-- start Extracted information --
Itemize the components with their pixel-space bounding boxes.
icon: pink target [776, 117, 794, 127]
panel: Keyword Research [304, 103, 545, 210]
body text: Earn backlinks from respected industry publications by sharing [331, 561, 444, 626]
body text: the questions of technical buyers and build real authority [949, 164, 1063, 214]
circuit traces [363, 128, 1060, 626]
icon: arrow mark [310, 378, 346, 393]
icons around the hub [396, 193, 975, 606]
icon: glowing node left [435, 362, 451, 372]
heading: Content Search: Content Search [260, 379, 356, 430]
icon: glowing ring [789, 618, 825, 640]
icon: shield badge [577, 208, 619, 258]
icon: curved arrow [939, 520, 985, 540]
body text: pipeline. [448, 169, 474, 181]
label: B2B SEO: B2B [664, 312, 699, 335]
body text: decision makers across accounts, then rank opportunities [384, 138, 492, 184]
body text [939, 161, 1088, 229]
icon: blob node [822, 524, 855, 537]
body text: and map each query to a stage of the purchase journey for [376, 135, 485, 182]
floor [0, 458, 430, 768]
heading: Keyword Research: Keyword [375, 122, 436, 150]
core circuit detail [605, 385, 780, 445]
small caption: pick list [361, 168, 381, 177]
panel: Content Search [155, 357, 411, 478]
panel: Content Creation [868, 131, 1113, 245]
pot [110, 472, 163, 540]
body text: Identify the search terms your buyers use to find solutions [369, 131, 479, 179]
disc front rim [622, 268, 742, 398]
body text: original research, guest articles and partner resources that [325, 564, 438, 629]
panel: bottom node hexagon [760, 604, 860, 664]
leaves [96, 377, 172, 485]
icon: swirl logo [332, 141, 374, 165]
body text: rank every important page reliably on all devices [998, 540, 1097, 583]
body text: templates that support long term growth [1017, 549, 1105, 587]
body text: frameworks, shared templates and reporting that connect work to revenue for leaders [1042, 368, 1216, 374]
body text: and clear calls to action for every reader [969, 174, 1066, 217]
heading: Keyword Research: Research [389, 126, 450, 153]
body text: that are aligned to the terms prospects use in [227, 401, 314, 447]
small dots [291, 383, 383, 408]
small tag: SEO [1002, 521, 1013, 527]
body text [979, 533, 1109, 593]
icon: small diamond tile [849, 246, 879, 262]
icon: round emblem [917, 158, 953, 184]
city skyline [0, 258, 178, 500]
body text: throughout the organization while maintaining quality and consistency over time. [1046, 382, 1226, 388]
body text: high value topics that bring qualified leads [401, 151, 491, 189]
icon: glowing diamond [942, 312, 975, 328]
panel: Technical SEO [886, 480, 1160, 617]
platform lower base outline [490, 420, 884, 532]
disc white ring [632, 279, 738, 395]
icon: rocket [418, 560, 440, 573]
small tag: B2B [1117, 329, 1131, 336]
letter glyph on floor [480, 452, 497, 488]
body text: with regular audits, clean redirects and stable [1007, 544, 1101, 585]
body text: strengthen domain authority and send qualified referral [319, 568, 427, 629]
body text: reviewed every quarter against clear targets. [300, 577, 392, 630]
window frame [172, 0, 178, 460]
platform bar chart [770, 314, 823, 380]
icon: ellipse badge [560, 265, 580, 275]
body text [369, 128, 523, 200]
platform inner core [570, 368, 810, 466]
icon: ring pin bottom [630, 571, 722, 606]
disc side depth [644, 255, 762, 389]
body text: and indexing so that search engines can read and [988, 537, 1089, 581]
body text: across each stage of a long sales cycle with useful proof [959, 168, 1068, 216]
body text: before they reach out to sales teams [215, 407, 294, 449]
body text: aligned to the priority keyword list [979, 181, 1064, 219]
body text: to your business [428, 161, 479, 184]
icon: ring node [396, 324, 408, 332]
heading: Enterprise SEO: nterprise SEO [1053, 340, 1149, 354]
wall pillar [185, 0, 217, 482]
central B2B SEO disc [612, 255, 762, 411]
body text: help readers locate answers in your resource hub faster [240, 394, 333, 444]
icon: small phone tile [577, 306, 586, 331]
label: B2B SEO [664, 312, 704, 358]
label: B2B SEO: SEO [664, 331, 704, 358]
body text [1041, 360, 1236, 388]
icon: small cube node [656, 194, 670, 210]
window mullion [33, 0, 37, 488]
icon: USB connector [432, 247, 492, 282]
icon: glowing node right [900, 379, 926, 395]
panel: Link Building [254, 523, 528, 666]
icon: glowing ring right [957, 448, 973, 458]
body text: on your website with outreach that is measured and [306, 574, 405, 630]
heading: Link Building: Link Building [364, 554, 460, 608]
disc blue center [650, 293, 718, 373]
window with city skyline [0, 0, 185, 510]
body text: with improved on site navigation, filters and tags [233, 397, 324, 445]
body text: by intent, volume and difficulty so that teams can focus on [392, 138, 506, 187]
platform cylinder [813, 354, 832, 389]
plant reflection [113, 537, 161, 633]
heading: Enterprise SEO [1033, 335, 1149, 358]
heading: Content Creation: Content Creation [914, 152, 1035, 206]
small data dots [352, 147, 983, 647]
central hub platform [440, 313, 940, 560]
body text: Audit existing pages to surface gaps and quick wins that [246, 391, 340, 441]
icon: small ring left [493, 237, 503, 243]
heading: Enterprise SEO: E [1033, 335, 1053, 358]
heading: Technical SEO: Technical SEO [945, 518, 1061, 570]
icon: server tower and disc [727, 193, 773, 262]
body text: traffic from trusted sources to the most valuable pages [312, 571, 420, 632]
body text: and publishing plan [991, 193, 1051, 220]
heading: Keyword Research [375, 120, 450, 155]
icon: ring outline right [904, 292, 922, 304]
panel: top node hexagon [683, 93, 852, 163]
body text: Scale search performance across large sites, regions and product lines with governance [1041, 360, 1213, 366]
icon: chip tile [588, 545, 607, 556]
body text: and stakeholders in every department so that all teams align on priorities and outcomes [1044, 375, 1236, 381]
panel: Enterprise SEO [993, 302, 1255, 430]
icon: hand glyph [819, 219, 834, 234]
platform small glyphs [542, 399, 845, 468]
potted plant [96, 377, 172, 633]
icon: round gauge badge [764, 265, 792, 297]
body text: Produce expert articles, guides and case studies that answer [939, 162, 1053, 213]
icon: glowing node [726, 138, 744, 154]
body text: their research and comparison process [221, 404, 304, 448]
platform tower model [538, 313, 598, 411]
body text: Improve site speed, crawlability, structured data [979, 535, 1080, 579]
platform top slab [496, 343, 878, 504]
-- end Extracted information --
-- start Extracted information --
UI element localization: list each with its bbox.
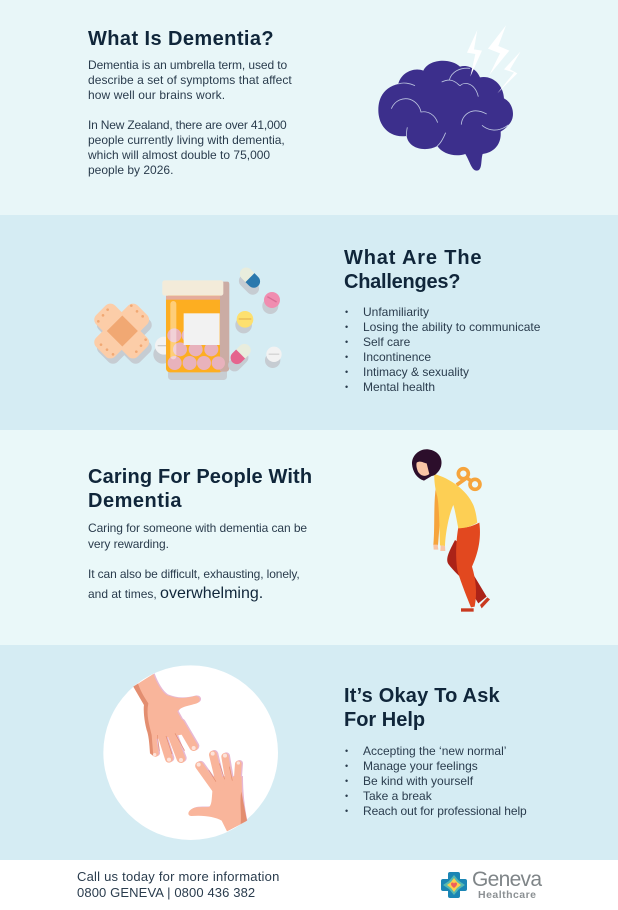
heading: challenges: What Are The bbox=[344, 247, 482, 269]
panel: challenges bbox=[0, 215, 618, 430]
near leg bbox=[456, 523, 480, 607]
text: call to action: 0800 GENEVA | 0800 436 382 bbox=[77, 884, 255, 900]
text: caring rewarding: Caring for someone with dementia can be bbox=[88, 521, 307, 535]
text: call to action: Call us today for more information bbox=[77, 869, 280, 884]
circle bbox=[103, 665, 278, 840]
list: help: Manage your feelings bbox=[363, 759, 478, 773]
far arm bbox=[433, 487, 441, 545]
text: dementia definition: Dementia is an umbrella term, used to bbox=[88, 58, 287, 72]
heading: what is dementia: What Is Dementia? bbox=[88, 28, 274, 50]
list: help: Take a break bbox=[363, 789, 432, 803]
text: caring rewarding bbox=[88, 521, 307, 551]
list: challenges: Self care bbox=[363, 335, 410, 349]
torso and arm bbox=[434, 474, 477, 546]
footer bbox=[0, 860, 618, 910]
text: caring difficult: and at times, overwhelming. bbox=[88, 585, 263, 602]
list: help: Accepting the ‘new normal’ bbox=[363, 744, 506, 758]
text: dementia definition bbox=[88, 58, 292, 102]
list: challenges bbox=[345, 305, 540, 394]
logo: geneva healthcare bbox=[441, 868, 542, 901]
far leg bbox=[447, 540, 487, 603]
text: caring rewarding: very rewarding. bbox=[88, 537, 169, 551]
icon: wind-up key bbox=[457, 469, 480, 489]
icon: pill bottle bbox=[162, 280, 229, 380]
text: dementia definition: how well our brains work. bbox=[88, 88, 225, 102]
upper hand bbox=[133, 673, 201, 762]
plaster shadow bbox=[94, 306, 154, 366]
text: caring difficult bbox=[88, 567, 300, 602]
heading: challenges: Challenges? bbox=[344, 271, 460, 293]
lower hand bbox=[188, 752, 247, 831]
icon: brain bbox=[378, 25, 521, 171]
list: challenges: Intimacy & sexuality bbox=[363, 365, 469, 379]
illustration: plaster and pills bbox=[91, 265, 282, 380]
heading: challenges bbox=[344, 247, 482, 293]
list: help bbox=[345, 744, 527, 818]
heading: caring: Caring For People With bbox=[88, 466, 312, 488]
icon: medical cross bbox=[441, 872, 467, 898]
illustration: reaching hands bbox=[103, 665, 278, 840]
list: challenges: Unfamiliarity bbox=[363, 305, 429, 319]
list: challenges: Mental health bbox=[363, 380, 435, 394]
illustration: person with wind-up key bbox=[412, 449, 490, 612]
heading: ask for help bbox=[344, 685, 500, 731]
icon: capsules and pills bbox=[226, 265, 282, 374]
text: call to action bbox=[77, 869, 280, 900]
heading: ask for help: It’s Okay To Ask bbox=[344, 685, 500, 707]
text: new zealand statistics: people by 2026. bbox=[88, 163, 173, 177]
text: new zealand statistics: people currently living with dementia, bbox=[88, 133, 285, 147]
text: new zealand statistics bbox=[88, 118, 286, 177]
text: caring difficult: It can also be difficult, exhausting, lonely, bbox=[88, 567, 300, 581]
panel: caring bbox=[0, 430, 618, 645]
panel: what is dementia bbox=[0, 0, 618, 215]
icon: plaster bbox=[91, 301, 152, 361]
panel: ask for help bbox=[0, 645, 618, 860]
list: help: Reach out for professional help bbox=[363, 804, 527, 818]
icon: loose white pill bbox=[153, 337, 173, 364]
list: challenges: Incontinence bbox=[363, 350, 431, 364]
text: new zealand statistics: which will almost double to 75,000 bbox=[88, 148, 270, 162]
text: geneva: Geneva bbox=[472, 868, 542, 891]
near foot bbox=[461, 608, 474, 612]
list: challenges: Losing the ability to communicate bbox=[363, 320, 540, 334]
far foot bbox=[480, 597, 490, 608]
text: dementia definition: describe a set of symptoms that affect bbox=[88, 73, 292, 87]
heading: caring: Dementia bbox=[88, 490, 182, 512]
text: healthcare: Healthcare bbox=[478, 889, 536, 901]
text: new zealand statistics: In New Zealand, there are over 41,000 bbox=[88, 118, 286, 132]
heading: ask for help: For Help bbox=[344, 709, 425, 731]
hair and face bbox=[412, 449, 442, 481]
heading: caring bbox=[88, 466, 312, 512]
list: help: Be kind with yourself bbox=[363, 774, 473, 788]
-- end Extracted information --
Update the items beginning at the line that has "heading: challenges: What" and stopping after the line that has "icon: pill bottle bbox=[162, 280, 229, 380]": replace "Self care" with "Self-care" and leave everything else unchanged.

(Answer)
heading: challenges: What Are The bbox=[344, 247, 482, 269]
panel: challenges bbox=[0, 215, 618, 430]
near leg bbox=[456, 523, 480, 607]
text: call to action: 0800 GENEVA | 0800 436 382 bbox=[77, 884, 255, 900]
text: caring rewarding: Caring for someone with dementia can be bbox=[88, 521, 307, 535]
text: call to action: Call us today for more information bbox=[77, 869, 280, 884]
circle bbox=[103, 665, 278, 840]
list: help: Manage your feelings bbox=[363, 759, 478, 773]
far arm bbox=[433, 487, 441, 545]
text: dementia definition: Dementia is an umbrella term, used to bbox=[88, 58, 287, 72]
heading: what is dementia: What Is Dementia? bbox=[88, 28, 274, 50]
list: help: Take a break bbox=[363, 789, 432, 803]
text: caring rewarding bbox=[88, 521, 307, 551]
list: challenges: Self-care bbox=[363, 335, 410, 349]
torso and arm bbox=[434, 474, 477, 546]
footer bbox=[0, 860, 618, 910]
text: caring difficult: and at times, overwhelming. bbox=[88, 585, 263, 602]
list: help: Accepting the ‘new normal’ bbox=[363, 744, 506, 758]
text: dementia definition bbox=[88, 58, 292, 102]
list: challenges bbox=[345, 305, 540, 394]
logo: geneva healthcare bbox=[441, 868, 542, 901]
far leg bbox=[447, 540, 487, 603]
text: caring rewarding: very rewarding. bbox=[88, 537, 169, 551]
icon: wind-up key bbox=[457, 469, 480, 489]
icon: pill bottle bbox=[162, 280, 229, 380]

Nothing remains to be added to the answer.